* WHAT TO WORK ON *
Print out every record exactly as it appears.

— Begin —

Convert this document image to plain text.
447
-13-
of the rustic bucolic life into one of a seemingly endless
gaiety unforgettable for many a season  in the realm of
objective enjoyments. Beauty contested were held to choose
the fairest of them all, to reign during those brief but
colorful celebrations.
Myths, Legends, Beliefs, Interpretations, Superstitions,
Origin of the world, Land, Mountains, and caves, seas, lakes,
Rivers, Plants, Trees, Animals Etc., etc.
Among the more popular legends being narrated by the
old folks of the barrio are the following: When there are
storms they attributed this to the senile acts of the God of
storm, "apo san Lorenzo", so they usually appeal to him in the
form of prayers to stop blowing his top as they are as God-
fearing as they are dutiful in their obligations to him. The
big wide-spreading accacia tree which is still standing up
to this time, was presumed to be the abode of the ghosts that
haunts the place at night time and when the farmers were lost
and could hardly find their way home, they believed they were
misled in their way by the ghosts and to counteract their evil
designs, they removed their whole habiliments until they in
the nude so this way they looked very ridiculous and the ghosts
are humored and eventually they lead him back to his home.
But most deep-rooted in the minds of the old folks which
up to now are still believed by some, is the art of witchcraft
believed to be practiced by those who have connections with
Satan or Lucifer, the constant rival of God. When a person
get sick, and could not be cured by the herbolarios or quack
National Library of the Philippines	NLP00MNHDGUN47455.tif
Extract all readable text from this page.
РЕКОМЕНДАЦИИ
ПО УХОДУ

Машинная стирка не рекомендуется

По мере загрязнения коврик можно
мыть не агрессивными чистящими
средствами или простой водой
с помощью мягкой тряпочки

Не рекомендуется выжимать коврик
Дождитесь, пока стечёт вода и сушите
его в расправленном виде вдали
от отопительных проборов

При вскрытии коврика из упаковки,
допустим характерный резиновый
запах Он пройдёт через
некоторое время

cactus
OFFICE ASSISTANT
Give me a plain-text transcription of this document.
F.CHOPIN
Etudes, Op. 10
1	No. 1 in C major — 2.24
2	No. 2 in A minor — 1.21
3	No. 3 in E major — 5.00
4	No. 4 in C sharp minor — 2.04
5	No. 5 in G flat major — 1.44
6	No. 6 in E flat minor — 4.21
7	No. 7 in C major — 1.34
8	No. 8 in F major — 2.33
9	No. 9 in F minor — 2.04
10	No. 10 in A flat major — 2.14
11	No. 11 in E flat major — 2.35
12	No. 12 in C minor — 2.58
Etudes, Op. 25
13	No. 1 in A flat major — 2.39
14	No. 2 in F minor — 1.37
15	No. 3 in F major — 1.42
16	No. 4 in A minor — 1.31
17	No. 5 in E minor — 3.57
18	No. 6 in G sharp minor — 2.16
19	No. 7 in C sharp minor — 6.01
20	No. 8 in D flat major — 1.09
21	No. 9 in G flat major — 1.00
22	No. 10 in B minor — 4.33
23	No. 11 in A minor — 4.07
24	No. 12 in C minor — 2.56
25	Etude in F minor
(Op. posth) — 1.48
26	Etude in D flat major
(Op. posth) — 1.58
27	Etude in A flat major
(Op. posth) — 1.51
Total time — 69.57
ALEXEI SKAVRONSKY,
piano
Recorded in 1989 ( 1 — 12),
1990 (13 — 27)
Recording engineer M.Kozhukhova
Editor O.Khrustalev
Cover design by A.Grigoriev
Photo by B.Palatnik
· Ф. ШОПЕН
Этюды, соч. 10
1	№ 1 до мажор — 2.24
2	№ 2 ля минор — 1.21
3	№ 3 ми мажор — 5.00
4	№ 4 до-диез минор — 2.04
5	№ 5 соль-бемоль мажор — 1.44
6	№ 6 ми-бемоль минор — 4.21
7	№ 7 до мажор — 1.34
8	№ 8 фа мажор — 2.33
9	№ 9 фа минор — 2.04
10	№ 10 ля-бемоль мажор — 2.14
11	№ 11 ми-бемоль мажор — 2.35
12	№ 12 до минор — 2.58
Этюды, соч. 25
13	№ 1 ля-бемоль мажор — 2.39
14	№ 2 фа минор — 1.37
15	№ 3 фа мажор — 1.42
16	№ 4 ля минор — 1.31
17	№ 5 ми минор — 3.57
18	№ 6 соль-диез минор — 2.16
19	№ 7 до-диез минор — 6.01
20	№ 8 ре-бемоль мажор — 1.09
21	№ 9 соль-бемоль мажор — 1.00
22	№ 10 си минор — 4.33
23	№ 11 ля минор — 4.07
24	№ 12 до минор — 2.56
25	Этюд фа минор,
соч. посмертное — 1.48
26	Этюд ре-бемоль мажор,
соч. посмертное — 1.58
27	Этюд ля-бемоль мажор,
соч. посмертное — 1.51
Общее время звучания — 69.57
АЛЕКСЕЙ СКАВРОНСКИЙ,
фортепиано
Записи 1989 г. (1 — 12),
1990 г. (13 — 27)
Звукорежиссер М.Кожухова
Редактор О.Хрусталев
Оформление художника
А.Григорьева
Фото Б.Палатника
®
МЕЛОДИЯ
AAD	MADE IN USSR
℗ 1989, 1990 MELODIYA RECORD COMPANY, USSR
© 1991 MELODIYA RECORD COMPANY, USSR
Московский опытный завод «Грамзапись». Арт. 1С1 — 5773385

— End —

* ANSWER BELOW *
Convert this document image to plain text.
447
-13-
of the rustic bucolic life into one of a seemingly endless
gaiety unforgettable for many a season  in the realm of
objective enjoyments. Beauty contested were held to choose
the fairest of them all, to reign during those brief but
colorful celebrations.
Myths, Legends, Beliefs, Interpretations, Superstitions,
Origin of the world, Land, Mountains, and caves, seas, lakes,
Rivers, Plants, Trees, Animals Etc., etc.
Among the more popular legends being narrated by the
old folks of the barrio are the following: When there are
storms they attributed this to the senile acts of the God of
storm, "apo san Lorenzo", so they usually appeal to him in the
form of prayers to stop blowing his top as they are as God-
fearing as they are dutiful in their obligations to him. The
big wide-spreading accacia tree which is still standing up
to this time, was presumed to be the abode of the ghosts that
haunts the place at night time and when the farmers were lost
and could hardly find their way home, they believed they were
misled in their way by the ghosts and to counteract their evil
designs, they removed their whole habiliments until they in
the nude so this way they looked very ridiculous and the ghosts
are humored and eventually they lead him back to his home.
But most deep-rooted in the minds of the old folks which
up to now are still believed by some, is the art of witchcraft
believed to be practiced by those who have connections with
Satan or Lucifer, the constant rival of God. When a person
get sick, and could not be cured by the herbolarios or quack
National Library of the Philippines	NLP00MNHDGUN47455.tif
Extract all readable text from this page.
РЕКОМЕНДАЦИИ
ПО УХОДУ

Машинная стирка не рекомендуется

По мере загрязнения коврик можно
мыть не агрессивными чистящими
средствами или простой водой
с помощью мягкой тряпочки

Не рекомендуется выжимать коврик
Дождитесь, пока стечёт вода и сушите
его в расправленном виде вдали
от отопительных проборов

При вскрытии коврика из упаковки,
допустим характерный резиновый
запах Он пройдёт через
некоторое время

cactus
OFFICE ASSISTANT
Give me a plain-text transcription of this document.
F.CHOPIN
Etudes, Op. 10
1	No. 1 in C major — 2.24
2	No. 2 in A minor — 1.21
3	No. 3 in E major — 5.00
4	No. 4 in C sharp minor — 2.04
5	No. 5 in G flat major — 1.44
6	No. 6 in E flat minor — 4.21
7	No. 7 in C major — 1.34
8	No. 8 in F major — 2.33
9	No. 9 in F minor — 2.04
10	No. 10 in A flat major — 2.14
11	No. 11 in E flat major — 2.35
12	No. 12 in C minor — 2.58
Etudes, Op. 25
13	No. 1 in A flat major — 2.39
14	No. 2 in F minor — 1.37
15	No. 3 in F major — 1.42
16	No. 4 in A minor — 1.31
17	No. 5 in E minor — 3.57
18	No. 6 in G sharp minor — 2.16
19	No. 7 in C sharp minor — 6.01
20	No. 8 in D flat major — 1.09
21	No. 9 in G flat major — 1.00
22	No. 10 in B minor — 4.33
23	No. 11 in A minor — 4.07
24	No. 12 in C minor — 2.56
25	Etude in F minor
(Op. posth) — 1.48
26	Etude in D flat major
(Op. posth) — 1.58
27	Etude in A flat major
(Op. posth) — 1.51
Total time — 69.57
ALEXEI SKAVRONSKY,
piano
Recorded in 1989 ( 1 — 12),
1990 (13 — 27)
Recording engineer M.Kozhukhova
Editor O.Khrustalev
Cover design by A.Grigoriev
Photo by B.Palatnik
· Ф. ШОПЕН
Этюды, соч. 10
1	№ 1 до мажор — 2.24
2	№ 2 ля минор — 1.21
3	№ 3 ми мажор — 5.00
4	№ 4 до-диез минор — 2.04
5	№ 5 соль-бемоль мажор — 1.44
6	№ 6 ми-бемоль минор — 4.21
7	№ 7 до мажор — 1.34
8	№ 8 фа мажор — 2.33
9	№ 9 фа минор — 2.04
10	№ 10 ля-бемоль мажор — 2.14
11	№ 11 ми-бемоль мажор — 2.35
12	№ 12 до минор — 2.58
Этюды, соч. 25
13	№ 1 ля-бемоль мажор — 2.39
14	№ 2 фа минор — 1.37
15	№ 3 фа мажор — 1.42
16	№ 4 ля минор — 1.31
17	№ 5 ми минор — 3.57
18	№ 6 соль-диез минор — 2.16
19	№ 7 до-диез минор — 6.01
20	№ 8 ре-бемоль мажор — 1.09
21	№ 9 соль-бемоль мажор — 1.00
22	№ 10 си минор — 4.33
23	№ 11 ля минор — 4.07
24	№ 12 до минор — 2.56
25	Этюд фа минор,
соч. посмертное — 1.48
26	Этюд ре-бемоль мажор,
соч. посмертное — 1.58
27	Этюд ля-бемоль мажор,
соч. посмертное — 1.51
Общее время звучания — 69.57
АЛЕКСЕЙ СКАВРОНСКИЙ,
фортепиано
Записи 1989 г. (1 — 12),
1990 г. (13 — 27)
Звукорежиссер М.Кожухова
Редактор О.Хрусталев
Оформление художника
А.Григорьева
Фото Б.Палатника
®
МЕЛОДИЯ
AAD	MADE IN USSR
℗ 1989, 1990 MELODIYA RECORD COMPANY, USSR
© 1991 MELODIYA RECORD COMPANY, USSR
Московский опытный завод «Грамзапись». Арт. 1С1 — 5773385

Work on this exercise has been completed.